## TASK DESCRIPTION
Repeat the listing word for word. No pictures belong in the copy.

## INPUT FOR THIS TASK

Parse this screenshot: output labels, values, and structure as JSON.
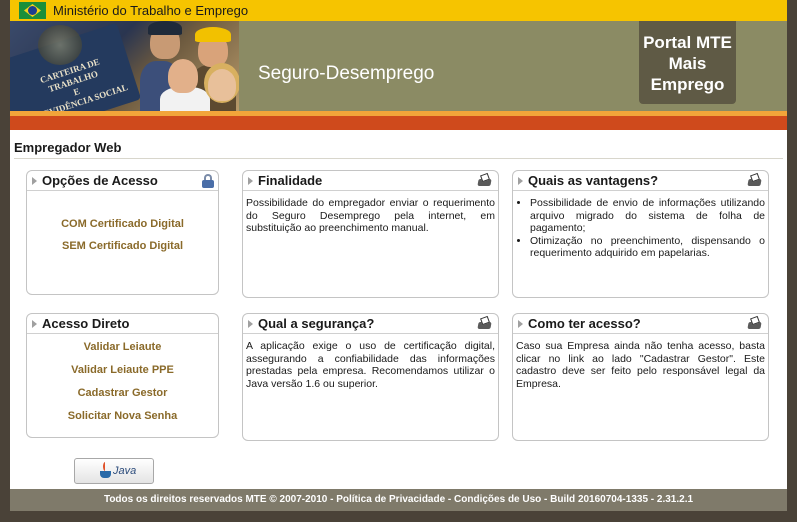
{
  "header": {
    "ministry": "Ministério do Trabalho e Emprego",
    "banner_title": "Seguro-Desemprego",
    "portal_line1": "Portal MTE",
    "portal_line2": "Mais",
    "portal_line3": "Emprego",
    "card_text_1": "CARTEIRA DE TRABALHO",
    "card_text_2": "E",
    "card_text_3": "PREVIDÊNCIA SOCIAL"
  },
  "page": {
    "section_title": "Empregador Web"
  },
  "panels": {
    "opcoes": {
      "title": "Opções de Acesso",
      "links": [
        "COM Certificado Digital",
        "SEM Certificado Digital"
      ]
    },
    "finalidade": {
      "title": "Finalidade",
      "text": "Possibilidade do empregador enviar o requerimento do Seguro Desemprego pela internet, em substituição ao preenchimento manual."
    },
    "vantagens": {
      "title": "Quais as vantagens?",
      "items": [
        "Possibilidade de envio de informações utilizando arquivo migrado do sistema de folha de pagamento;",
        "Otimização no preenchimento, dispensando o requerimento adquirido em papelarias."
      ]
    },
    "acesso_direto": {
      "title": "Acesso Direto",
      "links": [
        "Validar Leiaute",
        "Validar Leiaute PPE",
        "Cadastrar Gestor",
        "Solicitar Nova Senha"
      ]
    },
    "seguranca": {
      "title": "Qual a segurança?",
      "text": "A aplicação exige o uso de certificação digital, assegurando a confiabilidade das informações prestadas pela empresa. Recomendamos utilizar o Java versão 1.6 ou superior."
    },
    "como_acesso": {
      "title": "Como ter acesso?",
      "text": "Caso sua Empresa ainda não tenha acesso, basta clicar no link ao lado \"Cadastrar Gestor\". Este cadastro deve ser feito pelo responsável legal da Empresa."
    }
  },
  "java_button": {
    "label": "Java"
  },
  "footer": {
    "text": "Todos os direitos reservados MTE © 2007-2010 - Política de Privacidade - Condições de Uso - Build 20160704-1335 - 2.31.2.1"
  },
  "colors": {
    "topbar": "#f6c400",
    "banner": "#8b8b64",
    "portal_box": "#5f5a45",
    "stripe_red": "#cf4a1c",
    "link": "#8a6a2a",
    "footer": "#7f7a6a"
  }
}
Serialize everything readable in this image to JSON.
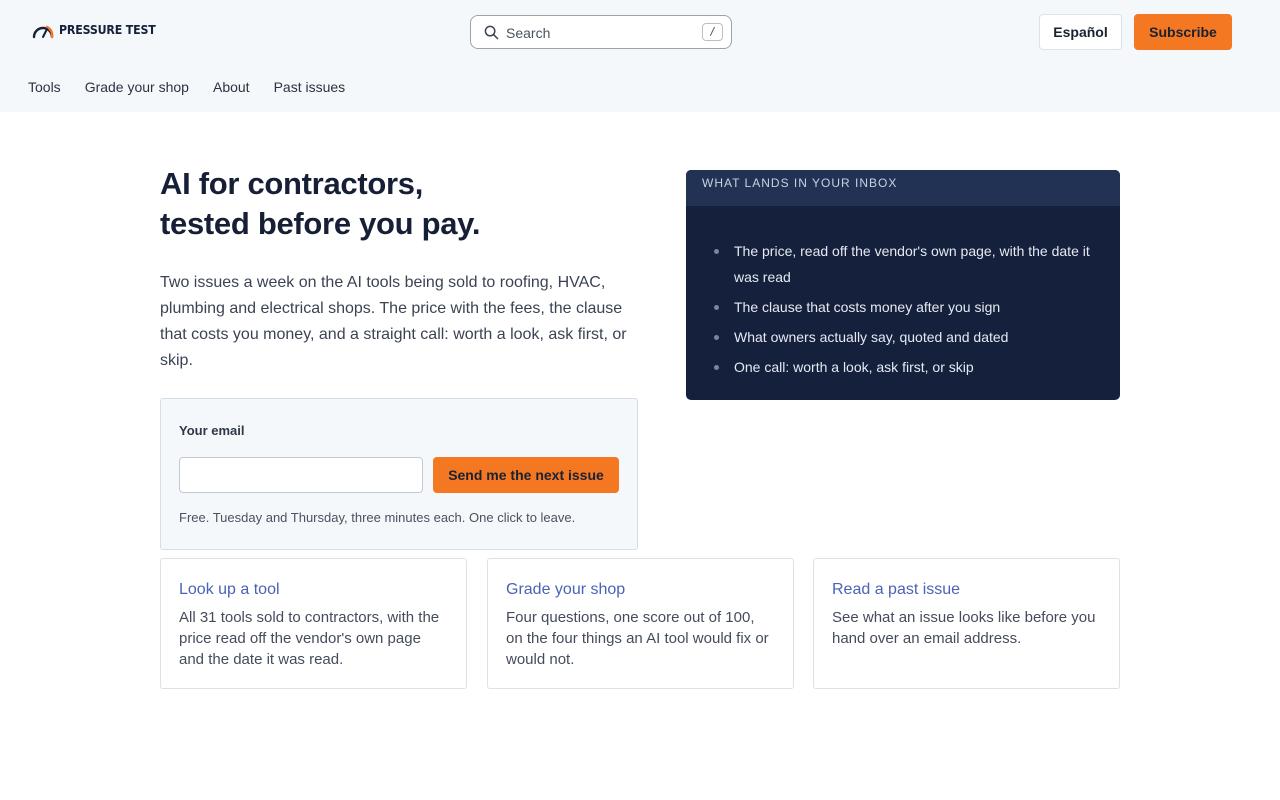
{
  "brand": {
    "name": "PRESSURE TEST",
    "accent": "#f47722",
    "navy": "#15213c"
  },
  "header": {
    "search_placeholder": "Search",
    "search_shortcut": "/",
    "language_button": "Español",
    "subscribe_button": "Subscribe",
    "nav": [
      "Tools",
      "Grade your shop",
      "About",
      "Past issues"
    ]
  },
  "hero": {
    "title_line1": "AI for contractors,",
    "title_line2": "tested before you pay.",
    "description": "Two issues a week on the AI tools being sold to roofing, HVAC, plumbing and electrical shops. The price with the fees, the clause that costs you money, and a straight call: worth a look, ask first, or skip."
  },
  "inbox": {
    "heading": "WHAT LANDS IN YOUR INBOX",
    "items": [
      "The price, read off the vendor's own page, with the date it was read",
      "The clause that costs money after you sign",
      "What owners actually say, quoted and dated",
      "One call: worth a look, ask first, or skip"
    ]
  },
  "signup": {
    "label": "Your email",
    "email_value": "",
    "button": "Send me the next issue",
    "note": "Free. Tuesday and Thursday, three minutes each. One click to leave."
  },
  "cards": [
    {
      "title": "Look up a tool",
      "text": "All 31 tools sold to contractors, with the price read off the vendor's own page and the date it was read."
    },
    {
      "title": "Grade your shop",
      "text": "Four questions, one score out of 100, on the four things an AI tool would fix or would not."
    },
    {
      "title": "Read a past issue",
      "text": "See what an issue looks like before you hand over an email address."
    }
  ]
}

## THE RESULT
Parse this screenshot: output labels, values, and structure as JSON.
{
  "header": {
    "ministry": "Ministério do Trabalho e Emprego",
    "banner_title": "Seguro-Desemprego",
    "portal_line1": "Portal MTE",
    "portal_line2": "Mais",
    "portal_line3": "Emprego",
    "card_text_1": "CARTEIRA DE TRABALHO",
    "card_text_2": "E",
    "card_text_3": "PREVIDÊNCIA SOCIAL"
  },
  "page": {
    "section_title": "Empregador Web"
  },
  "panels": {
    "opcoes": {
      "title": "Opções de Acesso",
      "links": [
        "COM Certificado Digital",
        "SEM Certificado Digital"
      ]
    },
    "finalidade": {
      "title": "Finalidade",
      "text": "Possibilidade do empregador enviar o requerimento do Seguro Desemprego pela internet, em substituição ao preenchimento manual."
    },
    "vantagens": {
      "title": "Quais as vantagens?",
      "items": [
        "Possibilidade de envio de informações utilizando arquivo migrado do sistema de folha de pagamento;",
        "Otimização no preenchimento, dispensando o requerimento adquirido em papelarias."
      ]
    },
    "acesso_direto": {
      "title": "Acesso Direto",
      "links": [
        "Validar Leiaute",
        "Validar Leiaute PPE",
        "Cadastrar Gestor",
        "Solicitar Nova Senha"
      ]
    },
    "seguranca": {
      "title": "Qual a segurança?",
      "text": "A aplicação exige o uso de certificação digital, assegurando a confiabilidade das informações prestadas pela empresa. Recomendamos utilizar o Java versão 1.6 ou superior."
    },
    "como_acesso": {
      "title": "Como ter acesso?",
      "text": "Caso sua Empresa ainda não tenha acesso, basta clicar no link ao lado \"Cadastrar Gestor\". Este cadastro deve ser feito pelo responsável legal da Empresa."
    }
  },
  "java_button": {
    "label": "Java"
  },
  "footer": {
    "text": "Todos os direitos reservados MTE © 2007-2010 - Política de Privacidade - Condições de Uso - Build 20160704-1335 - 2.31.2.1"
  },
  "colors": {
    "topbar": "#f6c400",
    "banner": "#8b8b64",
    "portal_box": "#5f5a45",
    "stripe_red": "#cf4a1c",
    "link": "#8a6a2a",
    "footer": "#7f7a6a"
  }
}
Serialize everything readable in this image to JSON.
{
  "brand": {
    "name": "PRESSURE TEST",
    "accent": "#f47722",
    "navy": "#15213c"
  },
  "header": {
    "search_placeholder": "Search",
    "search_shortcut": "/",
    "language_button": "Español",
    "subscribe_button": "Subscribe",
    "nav": [
      "Tools",
      "Grade your shop",
      "About",
      "Past issues"
    ]
  },
  "hero": {
    "title_line1": "AI for contractors,",
    "title_line2": "tested before you pay.",
    "description": "Two issues a week on the AI tools being sold to roofing, HVAC, plumbing and electrical shops. The price with the fees, the clause that costs you money, and a straight call: worth a look, ask first, or skip."
  },
  "inbox": {
    "heading": "WHAT LANDS IN YOUR INBOX",
    "items": [
      "The price, read off the vendor's own page, with the date it was read",
      "The clause that costs money after you sign",
      "What owners actually say, quoted and dated",
      "One call: worth a look, ask first, or skip"
    ]
  },
  "signup": {
    "label": "Your email",
    "email_value": "",
    "button": "Send me the next issue",
    "note": "Free. Tuesday and Thursday, three minutes each. One click to leave."
  },
  "cards": [
    {
      "title": "Look up a tool",
      "text": "All 31 tools sold to contractors, with the price read off the vendor's own page and the date it was read."
    },
    {
      "title": "Grade your shop",
      "text": "Four questions, one score out of 100, on the four things an AI tool would fix or would not."
    },
    {
      "title": "Read a past issue",
      "text": "See what an issue looks like before you hand over an email address."
    }
  ]
}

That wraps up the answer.